Figure record listings:
□ □ □ □

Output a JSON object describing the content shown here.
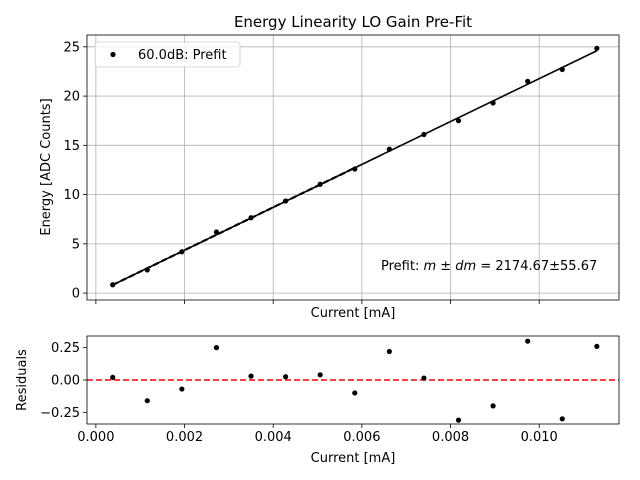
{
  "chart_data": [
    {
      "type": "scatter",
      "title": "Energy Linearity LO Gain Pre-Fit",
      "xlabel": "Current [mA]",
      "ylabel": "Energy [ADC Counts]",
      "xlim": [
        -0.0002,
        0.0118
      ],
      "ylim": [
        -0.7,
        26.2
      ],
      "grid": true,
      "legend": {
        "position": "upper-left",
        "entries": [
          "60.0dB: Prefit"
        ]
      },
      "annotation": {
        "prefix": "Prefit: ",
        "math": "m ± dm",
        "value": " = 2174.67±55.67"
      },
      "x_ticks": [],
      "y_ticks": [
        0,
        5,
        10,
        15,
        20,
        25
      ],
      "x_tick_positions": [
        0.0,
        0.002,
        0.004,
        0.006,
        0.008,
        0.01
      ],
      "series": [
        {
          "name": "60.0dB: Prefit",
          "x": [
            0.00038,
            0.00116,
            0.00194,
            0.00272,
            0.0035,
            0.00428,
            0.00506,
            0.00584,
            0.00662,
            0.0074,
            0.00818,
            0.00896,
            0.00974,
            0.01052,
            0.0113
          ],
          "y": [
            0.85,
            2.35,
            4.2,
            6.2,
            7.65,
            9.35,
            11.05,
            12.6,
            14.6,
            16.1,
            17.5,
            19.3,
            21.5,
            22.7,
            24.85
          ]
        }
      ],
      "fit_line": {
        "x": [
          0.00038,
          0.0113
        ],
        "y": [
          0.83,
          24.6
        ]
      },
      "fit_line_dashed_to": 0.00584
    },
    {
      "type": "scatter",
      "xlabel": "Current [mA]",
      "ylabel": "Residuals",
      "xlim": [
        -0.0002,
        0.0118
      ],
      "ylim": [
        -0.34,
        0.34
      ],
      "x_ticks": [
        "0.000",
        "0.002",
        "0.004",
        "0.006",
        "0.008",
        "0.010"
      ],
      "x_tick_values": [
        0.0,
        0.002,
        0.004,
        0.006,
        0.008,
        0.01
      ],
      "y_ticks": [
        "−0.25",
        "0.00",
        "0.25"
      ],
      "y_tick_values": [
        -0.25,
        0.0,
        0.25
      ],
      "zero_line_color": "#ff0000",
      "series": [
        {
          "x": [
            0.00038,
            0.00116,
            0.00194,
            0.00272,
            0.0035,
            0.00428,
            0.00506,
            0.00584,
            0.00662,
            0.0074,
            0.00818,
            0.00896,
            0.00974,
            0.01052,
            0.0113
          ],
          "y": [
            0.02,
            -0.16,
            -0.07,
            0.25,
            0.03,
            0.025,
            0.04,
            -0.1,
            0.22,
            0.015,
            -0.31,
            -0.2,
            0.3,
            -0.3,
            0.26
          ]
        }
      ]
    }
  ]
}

□ □ □ □

• [Exercise instructions]
Copy every entry exactly as written. Pictures are excluded.

• [Solution for this exercise]
Output a JSON object describing the content shown here.
{
  "chart_data": [
    {
      "type": "scatter",
      "title": "Energy Linearity LO Gain Pre-Fit",
      "xlabel": "Current [mA]",
      "ylabel": "Energy [ADC Counts]",
      "xlim": [
        -0.0002,
        0.0118
      ],
      "ylim": [
        -0.7,
        26.2
      ],
      "grid": true,
      "legend": {
        "position": "upper-left",
        "entries": [
          "60.0dB: Prefit"
        ]
      },
      "annotation": {
        "prefix": "Prefit: ",
        "math": "m ± dm",
        "value": " = 2174.67±55.67"
      },
      "x_ticks": [],
      "y_ticks": [
        0,
        5,
        10,
        15,
        20,
        25
      ],
      "x_tick_positions": [
        0.0,
        0.002,
        0.004,
        0.006,
        0.008,
        0.01
      ],
      "series": [
        {
          "name": "60.0dB: Prefit",
          "x": [
            0.00038,
            0.00116,
            0.00194,
            0.00272,
            0.0035,
            0.00428,
            0.00506,
            0.00584,
            0.00662,
            0.0074,
            0.00818,
            0.00896,
            0.00974,
            0.01052,
            0.0113
          ],
          "y": [
            0.85,
            2.35,
            4.2,
            6.2,
            7.65,
            9.35,
            11.05,
            12.6,
            14.6,
            16.1,
            17.5,
            19.3,
            21.5,
            22.7,
            24.85
          ]
        }
      ],
      "fit_line": {
        "x": [
          0.00038,
          0.0113
        ],
        "y": [
          0.83,
          24.6
        ]
      },
      "fit_line_dashed_to": 0.00584
    },
    {
      "type": "scatter",
      "xlabel": "Current [mA]",
      "ylabel": "Residuals",
      "xlim": [
        -0.0002,
        0.0118
      ],
      "ylim": [
        -0.34,
        0.34
      ],
      "x_ticks": [
        "0.000",
        "0.002",
        "0.004",
        "0.006",
        "0.008",
        "0.010"
      ],
      "x_tick_values": [
        0.0,
        0.002,
        0.004,
        0.006,
        0.008,
        0.01
      ],
      "y_ticks": [
        "−0.25",
        "0.00",
        "0.25"
      ],
      "y_tick_values": [
        -0.25,
        0.0,
        0.25
      ],
      "zero_line_color": "#ff0000",
      "series": [
        {
          "x": [
            0.00038,
            0.00116,
            0.00194,
            0.00272,
            0.0035,
            0.00428,
            0.00506,
            0.00584,
            0.00662,
            0.0074,
            0.00818,
            0.00896,
            0.00974,
            0.01052,
            0.0113
          ],
          "y": [
            0.02,
            -0.16,
            -0.07,
            0.25,
            0.03,
            0.025,
            0.04,
            -0.1,
            0.22,
            0.015,
            -0.31,
            -0.2,
            0.3,
            -0.3,
            0.26
          ]
        }
      ]
    }
  ]
}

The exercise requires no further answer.